Açıklamalı bölge listeleri:
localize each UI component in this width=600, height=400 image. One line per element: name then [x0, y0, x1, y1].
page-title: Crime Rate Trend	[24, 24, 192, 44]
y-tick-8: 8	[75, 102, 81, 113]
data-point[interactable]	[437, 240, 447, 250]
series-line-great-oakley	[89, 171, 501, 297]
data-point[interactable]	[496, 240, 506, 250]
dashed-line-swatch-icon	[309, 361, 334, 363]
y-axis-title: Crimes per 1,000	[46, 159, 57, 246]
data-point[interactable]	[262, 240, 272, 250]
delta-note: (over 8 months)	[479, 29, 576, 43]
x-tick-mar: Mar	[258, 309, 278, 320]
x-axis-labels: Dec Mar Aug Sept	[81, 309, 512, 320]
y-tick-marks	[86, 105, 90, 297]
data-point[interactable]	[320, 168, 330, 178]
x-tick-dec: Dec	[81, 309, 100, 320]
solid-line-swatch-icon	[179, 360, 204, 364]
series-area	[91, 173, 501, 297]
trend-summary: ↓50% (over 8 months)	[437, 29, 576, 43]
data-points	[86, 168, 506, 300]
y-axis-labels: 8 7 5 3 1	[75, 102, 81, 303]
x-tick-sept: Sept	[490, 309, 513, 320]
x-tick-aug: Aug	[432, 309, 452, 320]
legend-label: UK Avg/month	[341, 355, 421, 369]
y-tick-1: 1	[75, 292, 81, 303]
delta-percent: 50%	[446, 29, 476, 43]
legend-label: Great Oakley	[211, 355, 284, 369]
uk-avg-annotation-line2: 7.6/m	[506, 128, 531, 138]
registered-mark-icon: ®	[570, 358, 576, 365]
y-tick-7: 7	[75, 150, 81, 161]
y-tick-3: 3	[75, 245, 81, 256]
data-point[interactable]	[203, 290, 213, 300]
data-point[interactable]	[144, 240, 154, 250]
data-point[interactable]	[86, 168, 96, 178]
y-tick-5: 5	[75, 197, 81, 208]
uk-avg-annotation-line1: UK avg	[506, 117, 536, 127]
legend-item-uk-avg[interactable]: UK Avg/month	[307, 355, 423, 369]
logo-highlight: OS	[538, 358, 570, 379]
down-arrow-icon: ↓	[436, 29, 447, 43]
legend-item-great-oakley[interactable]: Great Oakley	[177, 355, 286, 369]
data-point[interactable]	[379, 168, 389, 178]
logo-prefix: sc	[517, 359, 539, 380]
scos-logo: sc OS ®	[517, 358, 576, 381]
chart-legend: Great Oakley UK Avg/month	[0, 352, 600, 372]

İstenen iş: Yukarıdaki satırların hepsini, tek bir karakterini bile değiştirmeden, baştan sona aynen yeniden yazar mısın?

Alıştırma yanıtı:
localize each UI component in this width=600, height=400 image. One line per element: name then [x0, y0, x1, y1].
page-title: Crime Rate Trend	[24, 24, 192, 44]
y-tick-8: 8	[75, 102, 81, 113]
data-point[interactable]	[437, 240, 447, 250]
series-line-great-oakley	[89, 171, 501, 297]
data-point[interactable]	[496, 240, 506, 250]
dashed-line-swatch-icon	[309, 361, 334, 363]
y-axis-title: Crimes per 1,000	[46, 159, 57, 246]
data-point[interactable]	[262, 240, 272, 250]
delta-note: (over 8 months)	[479, 29, 576, 43]
x-tick-mar: Mar	[258, 309, 278, 320]
x-axis-labels: Dec Mar Aug Sept	[81, 309, 512, 320]
y-tick-marks	[86, 105, 90, 297]
data-point[interactable]	[320, 168, 330, 178]
x-tick-dec: Dec	[81, 309, 100, 320]
solid-line-swatch-icon	[179, 360, 204, 364]
series-area	[91, 173, 501, 297]
trend-summary: ↓50% (over 8 months)	[437, 29, 576, 43]
data-points	[86, 168, 506, 300]
y-axis-labels: 8 7 5 3 1	[75, 102, 81, 303]
x-tick-sept: Sept	[490, 309, 513, 320]
x-tick-aug: Aug	[432, 309, 452, 320]
legend-label: UK Avg/month	[341, 355, 421, 369]
y-tick-1: 1	[75, 292, 81, 303]
delta-percent: 50%	[446, 29, 476, 43]
legend-label: Great Oakley	[211, 355, 284, 369]
uk-avg-annotation-line2: 7.6/m	[506, 128, 531, 138]
registered-mark-icon: ®	[570, 358, 576, 365]
y-tick-7: 7	[75, 150, 81, 161]
y-tick-3: 3	[75, 245, 81, 256]
data-point[interactable]	[203, 290, 213, 300]
data-point[interactable]	[144, 240, 154, 250]
data-point[interactable]	[86, 168, 96, 178]
y-tick-5: 5	[75, 197, 81, 208]
uk-avg-annotation-line1: UK avg	[506, 117, 536, 127]
legend-item-uk-avg[interactable]: UK Avg/month	[307, 355, 423, 369]
logo-highlight: OS	[538, 358, 570, 379]
down-arrow-icon: ↓	[436, 29, 447, 43]
legend-item-great-oakley[interactable]: Great Oakley	[177, 355, 286, 369]
data-point[interactable]	[379, 168, 389, 178]
logo-prefix: sc	[517, 359, 539, 380]
scos-logo: sc OS ®	[517, 358, 576, 381]
chart-legend: Great Oakley UK Avg/month	[0, 352, 600, 372]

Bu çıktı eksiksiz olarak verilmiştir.